**Your goal**
Reply with one number: how many lines contain the word "that".

**Records for this task**
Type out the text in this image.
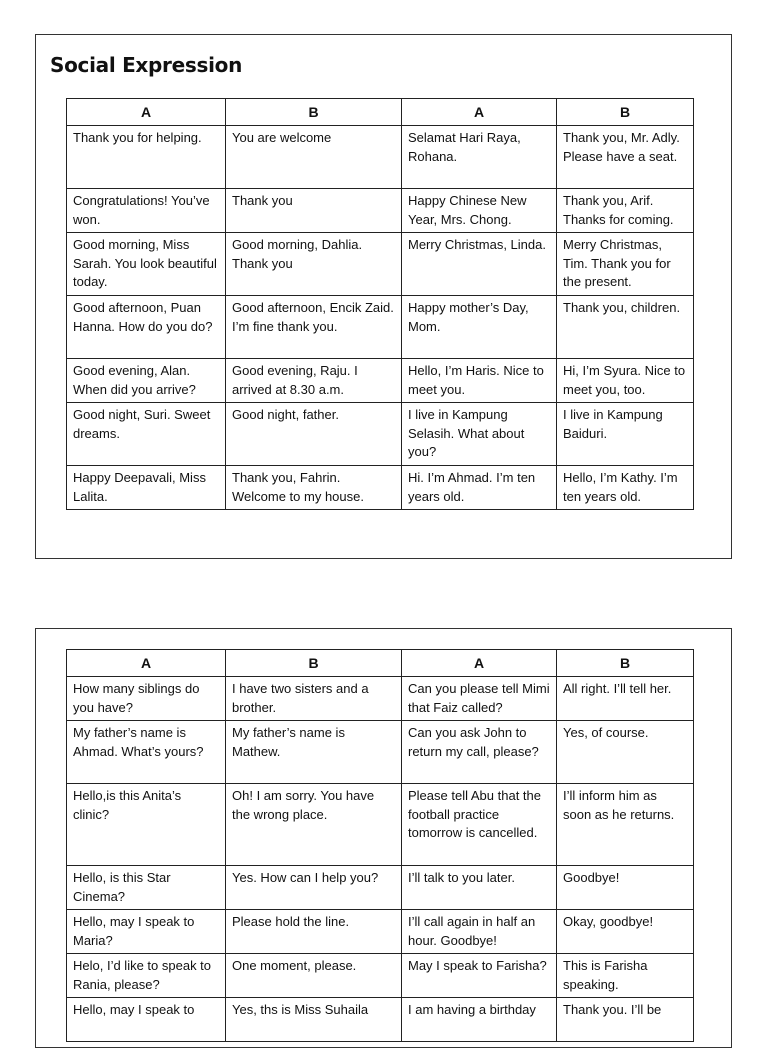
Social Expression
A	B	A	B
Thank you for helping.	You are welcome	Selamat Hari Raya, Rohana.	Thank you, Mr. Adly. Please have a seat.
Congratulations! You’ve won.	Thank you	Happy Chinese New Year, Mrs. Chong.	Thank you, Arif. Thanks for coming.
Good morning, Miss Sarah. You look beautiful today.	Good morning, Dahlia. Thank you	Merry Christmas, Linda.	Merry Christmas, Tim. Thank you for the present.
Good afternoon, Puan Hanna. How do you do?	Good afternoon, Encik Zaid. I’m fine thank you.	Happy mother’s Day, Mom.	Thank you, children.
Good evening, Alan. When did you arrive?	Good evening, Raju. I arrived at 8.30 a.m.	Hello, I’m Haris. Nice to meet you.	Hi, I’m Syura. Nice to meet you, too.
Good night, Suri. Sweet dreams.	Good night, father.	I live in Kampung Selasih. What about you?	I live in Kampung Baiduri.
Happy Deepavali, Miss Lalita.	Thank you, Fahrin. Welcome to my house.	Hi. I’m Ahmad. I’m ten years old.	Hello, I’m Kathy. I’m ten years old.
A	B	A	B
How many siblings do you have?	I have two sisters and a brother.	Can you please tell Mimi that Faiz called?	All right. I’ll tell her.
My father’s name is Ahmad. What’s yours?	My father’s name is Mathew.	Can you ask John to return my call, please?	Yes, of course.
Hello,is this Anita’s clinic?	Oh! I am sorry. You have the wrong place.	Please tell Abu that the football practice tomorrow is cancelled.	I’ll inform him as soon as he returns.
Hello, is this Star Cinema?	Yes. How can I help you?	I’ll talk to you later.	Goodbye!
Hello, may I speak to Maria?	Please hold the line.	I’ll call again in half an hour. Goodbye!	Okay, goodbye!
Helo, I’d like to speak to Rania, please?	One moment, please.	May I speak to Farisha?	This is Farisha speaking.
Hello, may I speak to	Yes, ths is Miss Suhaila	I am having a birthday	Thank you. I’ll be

--

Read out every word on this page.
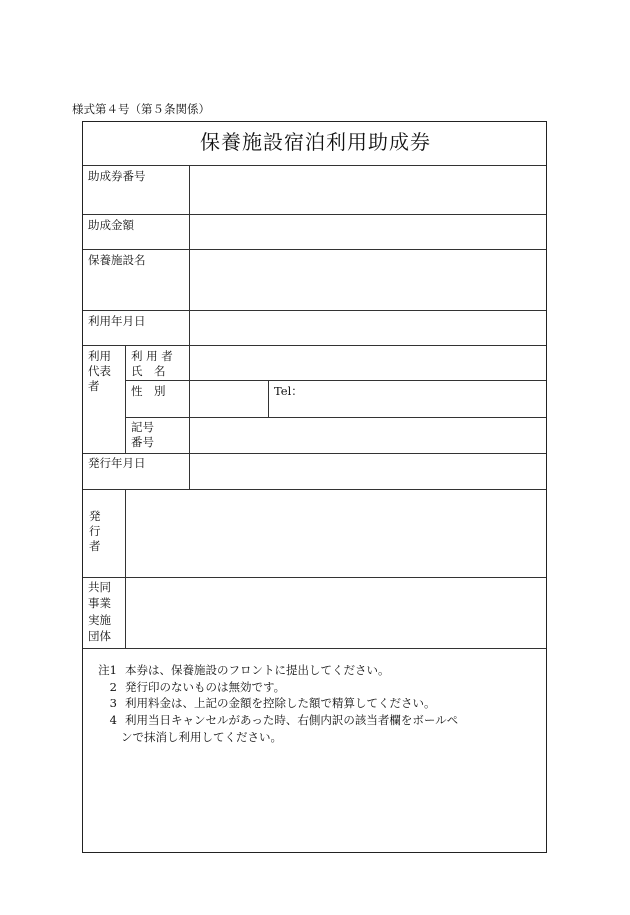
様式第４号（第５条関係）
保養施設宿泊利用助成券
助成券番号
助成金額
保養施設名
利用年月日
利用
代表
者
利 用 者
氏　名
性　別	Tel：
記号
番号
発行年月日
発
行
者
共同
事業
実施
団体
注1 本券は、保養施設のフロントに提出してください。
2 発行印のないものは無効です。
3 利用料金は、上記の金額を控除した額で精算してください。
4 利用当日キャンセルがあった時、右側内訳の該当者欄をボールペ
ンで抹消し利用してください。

**Solution to this exercise**
2